WHAT TO DO
Reading down the listing below, count the lines where the word "this" shows up, then give only that count.
begin MATERIAL SHOWN
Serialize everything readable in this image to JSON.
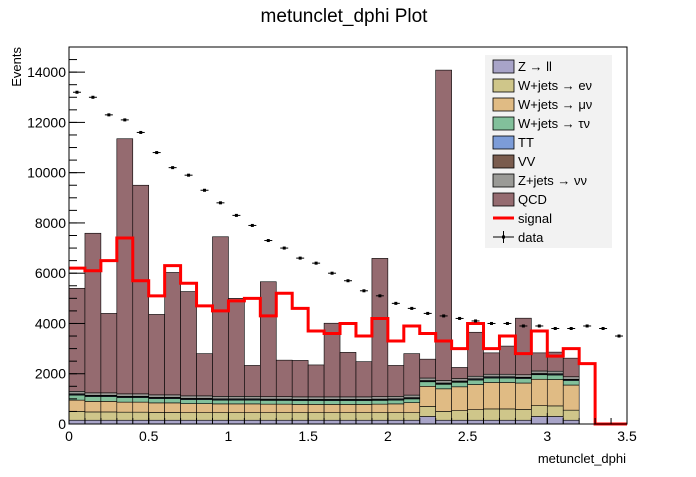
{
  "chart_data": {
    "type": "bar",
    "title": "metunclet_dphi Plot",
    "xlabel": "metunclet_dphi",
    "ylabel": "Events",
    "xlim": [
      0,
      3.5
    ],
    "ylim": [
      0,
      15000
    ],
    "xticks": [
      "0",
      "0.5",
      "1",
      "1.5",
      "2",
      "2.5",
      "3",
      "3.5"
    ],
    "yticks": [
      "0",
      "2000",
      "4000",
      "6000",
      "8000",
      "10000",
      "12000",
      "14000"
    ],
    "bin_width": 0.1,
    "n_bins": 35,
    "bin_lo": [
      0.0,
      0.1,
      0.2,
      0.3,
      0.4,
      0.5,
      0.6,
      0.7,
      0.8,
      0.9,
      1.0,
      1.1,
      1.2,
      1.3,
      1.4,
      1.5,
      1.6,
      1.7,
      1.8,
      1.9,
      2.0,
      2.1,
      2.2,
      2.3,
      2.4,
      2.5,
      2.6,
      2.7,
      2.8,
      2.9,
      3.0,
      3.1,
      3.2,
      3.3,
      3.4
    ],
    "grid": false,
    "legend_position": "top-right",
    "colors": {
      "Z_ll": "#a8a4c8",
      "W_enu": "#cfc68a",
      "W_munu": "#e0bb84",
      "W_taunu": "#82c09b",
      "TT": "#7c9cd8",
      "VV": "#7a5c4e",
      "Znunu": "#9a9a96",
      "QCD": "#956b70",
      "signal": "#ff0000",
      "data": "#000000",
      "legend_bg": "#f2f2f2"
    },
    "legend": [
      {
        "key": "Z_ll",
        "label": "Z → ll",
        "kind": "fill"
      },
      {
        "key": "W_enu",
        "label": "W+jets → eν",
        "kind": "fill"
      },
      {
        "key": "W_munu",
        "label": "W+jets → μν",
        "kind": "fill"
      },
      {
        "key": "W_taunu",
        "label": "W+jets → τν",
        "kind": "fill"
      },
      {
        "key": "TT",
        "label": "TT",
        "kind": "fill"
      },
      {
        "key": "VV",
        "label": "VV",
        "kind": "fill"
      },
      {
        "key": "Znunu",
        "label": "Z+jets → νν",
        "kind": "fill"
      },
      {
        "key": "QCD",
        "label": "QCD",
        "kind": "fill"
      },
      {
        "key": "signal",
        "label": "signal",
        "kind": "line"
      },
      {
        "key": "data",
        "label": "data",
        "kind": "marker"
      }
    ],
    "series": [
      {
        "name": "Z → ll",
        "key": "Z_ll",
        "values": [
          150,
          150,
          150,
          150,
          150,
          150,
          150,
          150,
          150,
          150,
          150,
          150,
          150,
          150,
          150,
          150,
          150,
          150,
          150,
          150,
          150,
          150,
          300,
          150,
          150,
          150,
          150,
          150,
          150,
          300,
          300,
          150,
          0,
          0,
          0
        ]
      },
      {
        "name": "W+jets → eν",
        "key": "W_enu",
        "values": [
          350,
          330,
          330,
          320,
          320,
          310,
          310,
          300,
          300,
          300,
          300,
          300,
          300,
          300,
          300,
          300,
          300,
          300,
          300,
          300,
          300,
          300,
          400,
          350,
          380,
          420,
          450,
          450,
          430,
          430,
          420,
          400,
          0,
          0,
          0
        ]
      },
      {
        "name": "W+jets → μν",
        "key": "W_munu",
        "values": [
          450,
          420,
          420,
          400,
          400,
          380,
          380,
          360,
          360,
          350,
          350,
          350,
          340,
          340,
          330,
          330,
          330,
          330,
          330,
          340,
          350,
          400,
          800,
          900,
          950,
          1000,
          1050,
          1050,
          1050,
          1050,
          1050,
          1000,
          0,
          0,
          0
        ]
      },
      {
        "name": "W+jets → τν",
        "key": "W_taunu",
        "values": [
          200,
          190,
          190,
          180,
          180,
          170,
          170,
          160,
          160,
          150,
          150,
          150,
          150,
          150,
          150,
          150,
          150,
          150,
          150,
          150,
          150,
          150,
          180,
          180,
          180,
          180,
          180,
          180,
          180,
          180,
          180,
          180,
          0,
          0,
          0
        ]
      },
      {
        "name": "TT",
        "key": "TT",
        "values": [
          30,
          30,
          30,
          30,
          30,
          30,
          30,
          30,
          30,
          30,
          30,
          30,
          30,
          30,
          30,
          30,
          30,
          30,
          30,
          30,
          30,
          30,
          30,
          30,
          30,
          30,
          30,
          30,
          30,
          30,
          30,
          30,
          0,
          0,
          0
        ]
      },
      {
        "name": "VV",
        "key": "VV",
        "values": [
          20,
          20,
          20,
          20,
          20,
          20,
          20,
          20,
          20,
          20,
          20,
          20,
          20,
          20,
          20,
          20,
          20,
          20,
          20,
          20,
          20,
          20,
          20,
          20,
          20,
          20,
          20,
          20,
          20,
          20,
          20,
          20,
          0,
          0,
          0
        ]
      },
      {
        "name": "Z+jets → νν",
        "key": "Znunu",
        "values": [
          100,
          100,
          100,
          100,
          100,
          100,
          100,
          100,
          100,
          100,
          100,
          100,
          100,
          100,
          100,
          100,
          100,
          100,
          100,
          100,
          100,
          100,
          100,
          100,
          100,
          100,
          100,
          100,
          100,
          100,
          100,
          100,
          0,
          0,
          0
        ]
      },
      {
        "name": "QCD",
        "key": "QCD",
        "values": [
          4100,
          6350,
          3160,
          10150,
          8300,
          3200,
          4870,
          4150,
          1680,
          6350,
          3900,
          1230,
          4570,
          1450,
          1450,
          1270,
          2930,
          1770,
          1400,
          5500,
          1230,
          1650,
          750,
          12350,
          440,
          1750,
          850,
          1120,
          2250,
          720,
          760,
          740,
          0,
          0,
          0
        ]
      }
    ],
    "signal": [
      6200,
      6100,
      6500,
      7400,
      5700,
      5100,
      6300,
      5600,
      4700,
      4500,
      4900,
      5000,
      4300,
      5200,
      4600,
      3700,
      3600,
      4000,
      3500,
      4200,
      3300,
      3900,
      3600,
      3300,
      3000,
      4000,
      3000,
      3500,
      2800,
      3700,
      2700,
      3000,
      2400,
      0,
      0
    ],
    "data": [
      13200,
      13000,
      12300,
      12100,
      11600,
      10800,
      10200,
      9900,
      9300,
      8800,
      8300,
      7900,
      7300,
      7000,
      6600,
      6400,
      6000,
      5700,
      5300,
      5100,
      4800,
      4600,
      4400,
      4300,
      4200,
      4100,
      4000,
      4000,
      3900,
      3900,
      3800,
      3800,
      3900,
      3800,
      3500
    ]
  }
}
end MATERIAL SHOWN
begin MATERIAL SHOWN
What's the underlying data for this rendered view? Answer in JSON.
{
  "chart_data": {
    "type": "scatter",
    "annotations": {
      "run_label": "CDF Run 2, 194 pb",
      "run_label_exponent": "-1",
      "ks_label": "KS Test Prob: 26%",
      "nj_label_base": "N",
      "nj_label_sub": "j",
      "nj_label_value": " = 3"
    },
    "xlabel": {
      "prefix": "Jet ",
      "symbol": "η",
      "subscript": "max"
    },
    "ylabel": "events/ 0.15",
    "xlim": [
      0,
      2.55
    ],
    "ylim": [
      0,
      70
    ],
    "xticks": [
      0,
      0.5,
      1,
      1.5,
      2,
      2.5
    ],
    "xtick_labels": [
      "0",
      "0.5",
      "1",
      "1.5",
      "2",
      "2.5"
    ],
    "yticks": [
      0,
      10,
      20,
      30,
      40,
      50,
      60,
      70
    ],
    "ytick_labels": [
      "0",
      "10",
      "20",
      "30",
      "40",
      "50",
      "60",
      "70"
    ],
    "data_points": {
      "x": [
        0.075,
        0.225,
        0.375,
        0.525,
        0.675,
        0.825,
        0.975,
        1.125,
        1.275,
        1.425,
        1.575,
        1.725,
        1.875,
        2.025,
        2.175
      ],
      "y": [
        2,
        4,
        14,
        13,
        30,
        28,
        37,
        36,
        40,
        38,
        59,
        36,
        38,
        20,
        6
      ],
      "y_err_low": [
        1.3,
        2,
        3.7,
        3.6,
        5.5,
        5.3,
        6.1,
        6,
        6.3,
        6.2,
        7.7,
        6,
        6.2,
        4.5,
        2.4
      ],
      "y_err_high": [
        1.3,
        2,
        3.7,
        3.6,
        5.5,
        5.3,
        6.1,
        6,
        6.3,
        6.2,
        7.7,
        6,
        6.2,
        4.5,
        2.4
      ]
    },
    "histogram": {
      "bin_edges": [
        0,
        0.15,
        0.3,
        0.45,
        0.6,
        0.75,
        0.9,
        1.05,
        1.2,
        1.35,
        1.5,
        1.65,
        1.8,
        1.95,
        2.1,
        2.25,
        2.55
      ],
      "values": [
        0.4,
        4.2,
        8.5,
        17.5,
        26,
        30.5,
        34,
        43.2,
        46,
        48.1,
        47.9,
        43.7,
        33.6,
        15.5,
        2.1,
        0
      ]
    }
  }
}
end MATERIAL SHOWN
WRITTEN ANSWER
2